GOAL: Every line containing the word "this" needs to be found and copied.

INFORMATION PROVIDED:
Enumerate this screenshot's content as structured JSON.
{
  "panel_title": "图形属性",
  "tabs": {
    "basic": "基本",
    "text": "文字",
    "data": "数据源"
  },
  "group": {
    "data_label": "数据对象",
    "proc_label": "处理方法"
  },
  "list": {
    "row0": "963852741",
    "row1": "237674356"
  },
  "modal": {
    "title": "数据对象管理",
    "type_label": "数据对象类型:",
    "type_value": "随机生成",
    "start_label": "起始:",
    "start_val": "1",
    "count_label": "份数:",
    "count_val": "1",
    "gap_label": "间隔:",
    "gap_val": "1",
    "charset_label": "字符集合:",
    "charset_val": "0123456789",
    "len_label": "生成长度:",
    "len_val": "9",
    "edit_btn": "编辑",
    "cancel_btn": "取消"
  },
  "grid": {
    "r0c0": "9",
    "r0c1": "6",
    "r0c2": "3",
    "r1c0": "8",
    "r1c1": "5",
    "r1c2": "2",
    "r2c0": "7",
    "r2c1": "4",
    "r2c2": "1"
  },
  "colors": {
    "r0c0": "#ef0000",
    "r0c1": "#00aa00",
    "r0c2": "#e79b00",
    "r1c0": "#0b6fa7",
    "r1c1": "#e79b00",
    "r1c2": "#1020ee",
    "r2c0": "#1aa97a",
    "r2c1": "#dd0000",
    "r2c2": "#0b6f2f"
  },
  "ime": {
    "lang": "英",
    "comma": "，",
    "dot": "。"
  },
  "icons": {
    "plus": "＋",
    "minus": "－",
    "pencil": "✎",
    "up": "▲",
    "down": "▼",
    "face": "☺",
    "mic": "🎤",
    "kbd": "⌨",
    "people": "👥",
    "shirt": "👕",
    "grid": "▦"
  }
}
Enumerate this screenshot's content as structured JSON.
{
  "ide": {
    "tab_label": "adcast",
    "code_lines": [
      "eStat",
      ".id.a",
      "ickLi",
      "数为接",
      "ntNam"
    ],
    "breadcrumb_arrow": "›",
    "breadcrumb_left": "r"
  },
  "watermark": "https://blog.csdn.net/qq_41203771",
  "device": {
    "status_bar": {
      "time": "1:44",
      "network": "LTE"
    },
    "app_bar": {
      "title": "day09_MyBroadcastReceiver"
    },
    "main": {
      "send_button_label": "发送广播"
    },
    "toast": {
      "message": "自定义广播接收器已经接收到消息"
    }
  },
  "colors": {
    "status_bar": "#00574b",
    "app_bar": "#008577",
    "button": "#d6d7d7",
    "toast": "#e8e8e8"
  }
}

---

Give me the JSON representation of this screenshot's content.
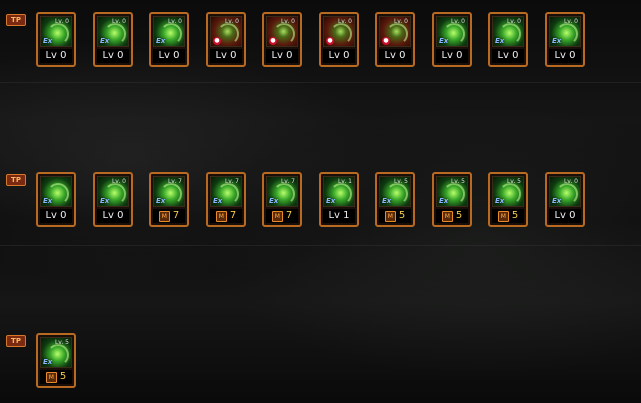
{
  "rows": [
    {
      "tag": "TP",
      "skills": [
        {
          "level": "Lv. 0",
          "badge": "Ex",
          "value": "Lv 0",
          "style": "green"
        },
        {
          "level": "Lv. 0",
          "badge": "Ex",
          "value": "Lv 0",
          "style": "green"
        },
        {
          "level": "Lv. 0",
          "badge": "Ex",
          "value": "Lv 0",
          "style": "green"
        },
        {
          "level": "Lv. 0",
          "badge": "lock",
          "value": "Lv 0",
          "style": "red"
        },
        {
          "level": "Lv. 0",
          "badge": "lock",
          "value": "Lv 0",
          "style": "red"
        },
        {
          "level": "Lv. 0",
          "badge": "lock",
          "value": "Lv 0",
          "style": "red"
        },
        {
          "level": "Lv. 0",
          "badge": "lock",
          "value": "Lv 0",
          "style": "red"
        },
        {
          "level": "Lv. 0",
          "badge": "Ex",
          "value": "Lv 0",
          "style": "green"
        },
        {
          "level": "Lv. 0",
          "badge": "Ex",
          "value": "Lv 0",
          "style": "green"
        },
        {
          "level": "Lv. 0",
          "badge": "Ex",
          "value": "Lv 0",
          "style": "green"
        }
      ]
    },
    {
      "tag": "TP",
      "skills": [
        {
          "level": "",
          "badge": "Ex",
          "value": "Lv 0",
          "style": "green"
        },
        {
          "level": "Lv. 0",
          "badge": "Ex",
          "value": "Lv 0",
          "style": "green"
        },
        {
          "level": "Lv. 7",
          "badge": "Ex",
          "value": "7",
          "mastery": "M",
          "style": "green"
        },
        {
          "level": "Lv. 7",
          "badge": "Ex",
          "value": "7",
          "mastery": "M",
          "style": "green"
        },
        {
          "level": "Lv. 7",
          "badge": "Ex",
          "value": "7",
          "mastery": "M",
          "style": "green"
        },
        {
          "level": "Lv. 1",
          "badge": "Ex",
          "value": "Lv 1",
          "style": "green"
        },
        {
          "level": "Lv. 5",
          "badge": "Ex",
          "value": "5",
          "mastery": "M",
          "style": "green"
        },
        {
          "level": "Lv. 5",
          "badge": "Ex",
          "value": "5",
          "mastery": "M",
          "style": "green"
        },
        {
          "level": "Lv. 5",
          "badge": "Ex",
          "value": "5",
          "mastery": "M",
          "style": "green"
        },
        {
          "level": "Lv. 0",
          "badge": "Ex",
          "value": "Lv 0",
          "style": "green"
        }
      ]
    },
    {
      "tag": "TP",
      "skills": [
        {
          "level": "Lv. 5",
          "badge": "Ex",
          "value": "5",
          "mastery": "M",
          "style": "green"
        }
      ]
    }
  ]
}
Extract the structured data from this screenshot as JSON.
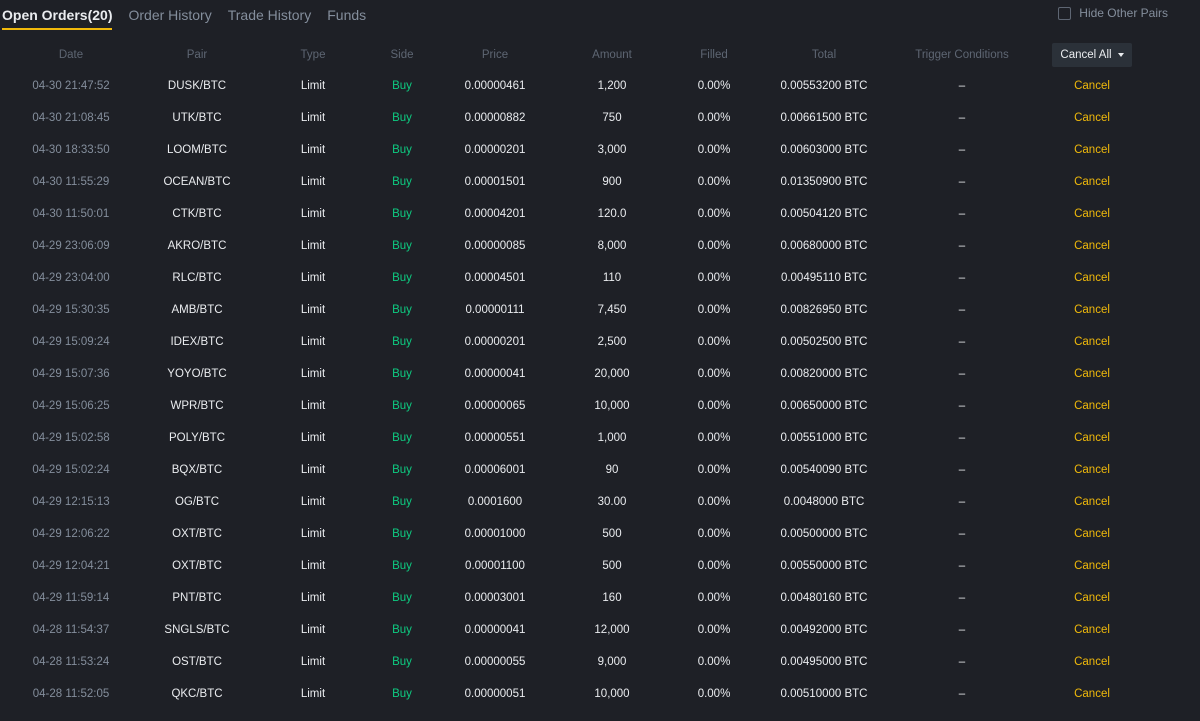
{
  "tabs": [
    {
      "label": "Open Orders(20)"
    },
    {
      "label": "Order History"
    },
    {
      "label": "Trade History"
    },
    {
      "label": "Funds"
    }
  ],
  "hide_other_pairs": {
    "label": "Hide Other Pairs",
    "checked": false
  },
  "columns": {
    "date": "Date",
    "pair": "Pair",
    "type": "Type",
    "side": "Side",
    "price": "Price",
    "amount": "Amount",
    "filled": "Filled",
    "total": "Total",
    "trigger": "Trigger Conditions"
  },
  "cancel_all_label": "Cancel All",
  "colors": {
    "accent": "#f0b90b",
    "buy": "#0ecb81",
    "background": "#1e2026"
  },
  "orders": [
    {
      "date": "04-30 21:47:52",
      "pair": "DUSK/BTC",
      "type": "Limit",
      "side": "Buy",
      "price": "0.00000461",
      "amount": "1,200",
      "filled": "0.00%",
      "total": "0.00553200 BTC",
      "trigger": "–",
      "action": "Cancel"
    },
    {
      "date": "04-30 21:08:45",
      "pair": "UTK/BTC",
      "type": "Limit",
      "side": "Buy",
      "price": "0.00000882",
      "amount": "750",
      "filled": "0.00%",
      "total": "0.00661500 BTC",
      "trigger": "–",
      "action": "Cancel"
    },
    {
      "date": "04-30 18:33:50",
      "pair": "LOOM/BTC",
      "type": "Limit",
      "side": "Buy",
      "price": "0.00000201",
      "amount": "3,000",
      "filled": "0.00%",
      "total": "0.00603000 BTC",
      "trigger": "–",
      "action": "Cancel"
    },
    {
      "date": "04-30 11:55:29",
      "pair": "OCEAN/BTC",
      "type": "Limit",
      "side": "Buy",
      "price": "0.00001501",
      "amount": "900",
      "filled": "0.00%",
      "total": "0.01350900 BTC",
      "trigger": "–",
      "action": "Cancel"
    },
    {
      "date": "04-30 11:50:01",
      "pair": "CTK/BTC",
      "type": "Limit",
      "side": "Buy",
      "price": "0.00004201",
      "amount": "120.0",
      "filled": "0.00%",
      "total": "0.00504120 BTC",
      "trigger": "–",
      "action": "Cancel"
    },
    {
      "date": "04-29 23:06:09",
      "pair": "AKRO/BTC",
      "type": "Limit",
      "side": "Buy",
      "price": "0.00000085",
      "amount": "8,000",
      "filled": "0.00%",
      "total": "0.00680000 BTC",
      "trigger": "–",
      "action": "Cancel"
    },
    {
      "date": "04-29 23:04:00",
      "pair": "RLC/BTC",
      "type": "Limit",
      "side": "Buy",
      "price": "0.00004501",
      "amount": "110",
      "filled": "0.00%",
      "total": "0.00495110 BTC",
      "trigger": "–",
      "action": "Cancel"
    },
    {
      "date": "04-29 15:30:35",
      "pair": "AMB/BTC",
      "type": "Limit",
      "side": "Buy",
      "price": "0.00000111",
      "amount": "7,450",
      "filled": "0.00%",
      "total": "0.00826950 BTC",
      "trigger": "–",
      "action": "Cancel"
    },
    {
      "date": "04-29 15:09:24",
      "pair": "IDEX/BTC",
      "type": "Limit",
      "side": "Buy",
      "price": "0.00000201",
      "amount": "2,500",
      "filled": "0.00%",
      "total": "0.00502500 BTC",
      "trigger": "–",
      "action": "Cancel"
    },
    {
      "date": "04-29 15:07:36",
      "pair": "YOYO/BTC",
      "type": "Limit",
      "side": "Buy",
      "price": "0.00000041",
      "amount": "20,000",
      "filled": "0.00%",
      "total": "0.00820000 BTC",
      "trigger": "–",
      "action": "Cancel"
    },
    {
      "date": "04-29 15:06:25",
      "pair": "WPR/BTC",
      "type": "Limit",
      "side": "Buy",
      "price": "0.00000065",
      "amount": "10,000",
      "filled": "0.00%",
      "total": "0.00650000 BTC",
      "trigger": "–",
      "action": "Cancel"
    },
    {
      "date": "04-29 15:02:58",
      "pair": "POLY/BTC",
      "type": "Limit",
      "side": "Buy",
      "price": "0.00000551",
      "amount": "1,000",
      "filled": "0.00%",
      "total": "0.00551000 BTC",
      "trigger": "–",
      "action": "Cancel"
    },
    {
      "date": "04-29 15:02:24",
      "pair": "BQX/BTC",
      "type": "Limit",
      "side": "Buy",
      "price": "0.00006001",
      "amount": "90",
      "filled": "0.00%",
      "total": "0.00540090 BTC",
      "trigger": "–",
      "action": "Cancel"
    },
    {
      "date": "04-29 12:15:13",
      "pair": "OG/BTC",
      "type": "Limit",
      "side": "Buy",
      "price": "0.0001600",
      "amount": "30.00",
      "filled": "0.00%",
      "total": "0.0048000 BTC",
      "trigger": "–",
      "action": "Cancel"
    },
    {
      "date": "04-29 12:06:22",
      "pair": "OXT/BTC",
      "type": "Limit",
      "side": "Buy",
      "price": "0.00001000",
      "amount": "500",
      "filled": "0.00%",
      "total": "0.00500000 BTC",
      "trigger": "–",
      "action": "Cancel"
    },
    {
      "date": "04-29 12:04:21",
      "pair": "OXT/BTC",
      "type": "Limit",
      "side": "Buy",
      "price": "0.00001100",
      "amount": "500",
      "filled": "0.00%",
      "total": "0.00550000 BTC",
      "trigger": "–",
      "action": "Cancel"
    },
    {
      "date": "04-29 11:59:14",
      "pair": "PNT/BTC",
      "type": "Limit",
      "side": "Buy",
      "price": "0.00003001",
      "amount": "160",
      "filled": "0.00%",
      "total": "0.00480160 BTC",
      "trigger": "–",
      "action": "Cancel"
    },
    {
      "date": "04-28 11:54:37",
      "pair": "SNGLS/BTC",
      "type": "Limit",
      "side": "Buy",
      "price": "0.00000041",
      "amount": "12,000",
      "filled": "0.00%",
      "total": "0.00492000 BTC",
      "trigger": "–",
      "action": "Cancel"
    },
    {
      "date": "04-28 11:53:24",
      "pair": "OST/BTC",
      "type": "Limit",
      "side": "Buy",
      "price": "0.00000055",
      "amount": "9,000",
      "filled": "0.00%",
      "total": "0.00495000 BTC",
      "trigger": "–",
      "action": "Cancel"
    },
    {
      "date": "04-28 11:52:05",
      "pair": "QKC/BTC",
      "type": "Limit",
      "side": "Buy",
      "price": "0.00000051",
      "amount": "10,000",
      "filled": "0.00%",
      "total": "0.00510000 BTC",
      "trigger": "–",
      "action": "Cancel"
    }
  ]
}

ANSWER IN FULL:
Enumerate this screenshot's content as structured JSON.
Enumerate this screenshot's content as structured JSON.
Give me the JSON representation of this screenshot's content.
Extract the structured data from this screenshot as JSON.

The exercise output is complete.